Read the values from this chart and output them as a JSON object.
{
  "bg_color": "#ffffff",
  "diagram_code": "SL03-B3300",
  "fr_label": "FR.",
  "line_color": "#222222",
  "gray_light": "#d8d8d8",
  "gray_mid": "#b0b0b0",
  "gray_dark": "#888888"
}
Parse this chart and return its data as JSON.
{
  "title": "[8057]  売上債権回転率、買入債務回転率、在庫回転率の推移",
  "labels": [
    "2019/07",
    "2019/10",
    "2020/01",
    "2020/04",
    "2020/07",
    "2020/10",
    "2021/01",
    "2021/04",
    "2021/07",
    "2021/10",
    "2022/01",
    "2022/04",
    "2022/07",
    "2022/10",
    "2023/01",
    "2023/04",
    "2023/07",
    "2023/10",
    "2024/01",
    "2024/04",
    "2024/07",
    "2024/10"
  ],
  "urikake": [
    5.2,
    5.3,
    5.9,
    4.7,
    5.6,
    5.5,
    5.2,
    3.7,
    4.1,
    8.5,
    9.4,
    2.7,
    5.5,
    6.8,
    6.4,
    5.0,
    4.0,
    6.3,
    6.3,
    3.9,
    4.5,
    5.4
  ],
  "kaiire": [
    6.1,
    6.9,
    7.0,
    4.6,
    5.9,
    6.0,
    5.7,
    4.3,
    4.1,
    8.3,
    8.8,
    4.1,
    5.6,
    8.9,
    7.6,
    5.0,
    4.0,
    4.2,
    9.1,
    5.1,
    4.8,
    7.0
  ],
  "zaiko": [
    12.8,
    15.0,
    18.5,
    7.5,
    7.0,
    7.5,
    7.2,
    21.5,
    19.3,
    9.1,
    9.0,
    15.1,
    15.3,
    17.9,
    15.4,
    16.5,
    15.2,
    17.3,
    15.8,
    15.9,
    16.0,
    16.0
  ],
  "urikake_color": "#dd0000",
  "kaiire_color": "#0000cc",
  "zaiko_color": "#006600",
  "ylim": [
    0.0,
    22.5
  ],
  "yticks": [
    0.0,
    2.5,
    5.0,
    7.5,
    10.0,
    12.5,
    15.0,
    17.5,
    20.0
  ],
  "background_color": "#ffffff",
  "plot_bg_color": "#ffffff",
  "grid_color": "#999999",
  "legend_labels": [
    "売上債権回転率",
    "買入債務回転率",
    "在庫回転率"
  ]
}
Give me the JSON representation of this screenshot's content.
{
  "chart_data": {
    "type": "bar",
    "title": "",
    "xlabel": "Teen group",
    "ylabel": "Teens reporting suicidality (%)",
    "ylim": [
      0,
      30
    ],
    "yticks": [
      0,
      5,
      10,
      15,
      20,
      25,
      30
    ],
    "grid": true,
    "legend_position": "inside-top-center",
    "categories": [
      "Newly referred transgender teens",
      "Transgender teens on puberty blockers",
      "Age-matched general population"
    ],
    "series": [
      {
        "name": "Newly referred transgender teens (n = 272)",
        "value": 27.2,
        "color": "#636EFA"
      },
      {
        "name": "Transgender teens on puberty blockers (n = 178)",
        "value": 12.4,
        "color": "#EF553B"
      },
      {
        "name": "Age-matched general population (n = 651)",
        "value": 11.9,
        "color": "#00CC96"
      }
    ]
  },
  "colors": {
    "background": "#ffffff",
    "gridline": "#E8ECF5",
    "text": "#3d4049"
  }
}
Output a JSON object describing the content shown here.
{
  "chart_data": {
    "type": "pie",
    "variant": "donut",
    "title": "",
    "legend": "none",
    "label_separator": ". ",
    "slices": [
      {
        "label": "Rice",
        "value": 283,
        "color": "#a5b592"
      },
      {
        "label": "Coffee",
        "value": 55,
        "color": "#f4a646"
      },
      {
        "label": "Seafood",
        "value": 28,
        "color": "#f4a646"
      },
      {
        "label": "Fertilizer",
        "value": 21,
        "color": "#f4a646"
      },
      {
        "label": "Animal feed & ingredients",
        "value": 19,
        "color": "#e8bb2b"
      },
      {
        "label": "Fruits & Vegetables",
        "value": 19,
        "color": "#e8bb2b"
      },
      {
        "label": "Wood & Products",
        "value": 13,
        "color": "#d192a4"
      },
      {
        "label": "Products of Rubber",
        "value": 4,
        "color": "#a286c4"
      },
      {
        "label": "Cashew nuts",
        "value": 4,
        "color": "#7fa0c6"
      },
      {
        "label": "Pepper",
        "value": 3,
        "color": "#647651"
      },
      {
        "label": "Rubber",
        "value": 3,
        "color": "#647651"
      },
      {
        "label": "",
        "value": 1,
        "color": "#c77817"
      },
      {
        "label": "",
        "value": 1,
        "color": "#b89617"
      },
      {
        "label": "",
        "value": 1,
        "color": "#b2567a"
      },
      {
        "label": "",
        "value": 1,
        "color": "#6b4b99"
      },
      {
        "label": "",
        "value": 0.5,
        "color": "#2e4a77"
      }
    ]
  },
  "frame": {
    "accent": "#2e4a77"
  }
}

JOB
Report each line in the data that holds the word "Products".

REPLY TO THE EXERCISE
        "label": "Wood & Products",
        "label": "Products of Rubber",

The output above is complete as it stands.